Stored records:
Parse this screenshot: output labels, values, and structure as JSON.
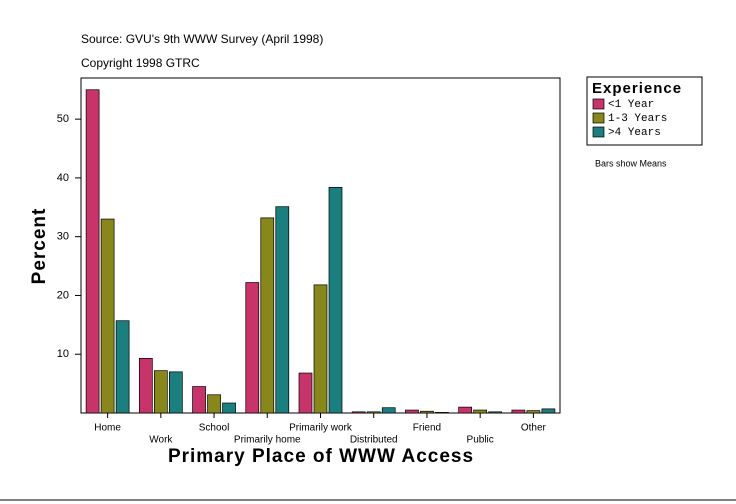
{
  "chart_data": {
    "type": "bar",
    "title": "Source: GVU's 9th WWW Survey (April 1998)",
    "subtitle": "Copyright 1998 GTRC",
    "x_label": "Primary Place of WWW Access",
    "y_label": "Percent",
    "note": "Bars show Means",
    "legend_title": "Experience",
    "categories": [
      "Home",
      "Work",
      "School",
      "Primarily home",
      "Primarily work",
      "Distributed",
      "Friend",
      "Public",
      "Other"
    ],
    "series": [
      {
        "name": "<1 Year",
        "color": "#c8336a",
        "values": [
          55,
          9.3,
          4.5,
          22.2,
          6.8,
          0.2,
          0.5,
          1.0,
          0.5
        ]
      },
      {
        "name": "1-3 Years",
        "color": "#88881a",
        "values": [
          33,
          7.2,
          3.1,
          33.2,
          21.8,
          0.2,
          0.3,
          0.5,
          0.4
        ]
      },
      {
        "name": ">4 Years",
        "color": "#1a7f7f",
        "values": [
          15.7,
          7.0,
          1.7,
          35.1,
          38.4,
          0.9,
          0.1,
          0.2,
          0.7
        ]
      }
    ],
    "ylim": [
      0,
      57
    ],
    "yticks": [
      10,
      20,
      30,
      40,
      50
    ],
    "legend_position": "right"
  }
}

WRITTEN EXERCISE: Reproduce the data word for word, excluding its pictures.

FULL RESPONSE:
Parse this screenshot: output labels, values, and structure as JSON.
{
  "chart_data": {
    "type": "bar",
    "title": "Source: GVU's 9th WWW Survey (April 1998)",
    "subtitle": "Copyright 1998 GTRC",
    "x_label": "Primary Place of WWW Access",
    "y_label": "Percent",
    "note": "Bars show Means",
    "legend_title": "Experience",
    "categories": [
      "Home",
      "Work",
      "School",
      "Primarily home",
      "Primarily work",
      "Distributed",
      "Friend",
      "Public",
      "Other"
    ],
    "series": [
      {
        "name": "<1 Year",
        "color": "#c8336a",
        "values": [
          55,
          9.3,
          4.5,
          22.2,
          6.8,
          0.2,
          0.5,
          1.0,
          0.5
        ]
      },
      {
        "name": "1-3 Years",
        "color": "#88881a",
        "values": [
          33,
          7.2,
          3.1,
          33.2,
          21.8,
          0.2,
          0.3,
          0.5,
          0.4
        ]
      },
      {
        "name": ">4 Years",
        "color": "#1a7f7f",
        "values": [
          15.7,
          7.0,
          1.7,
          35.1,
          38.4,
          0.9,
          0.1,
          0.2,
          0.7
        ]
      }
    ],
    "ylim": [
      0,
      57
    ],
    "yticks": [
      10,
      20,
      30,
      40,
      50
    ],
    "legend_position": "right"
  }
}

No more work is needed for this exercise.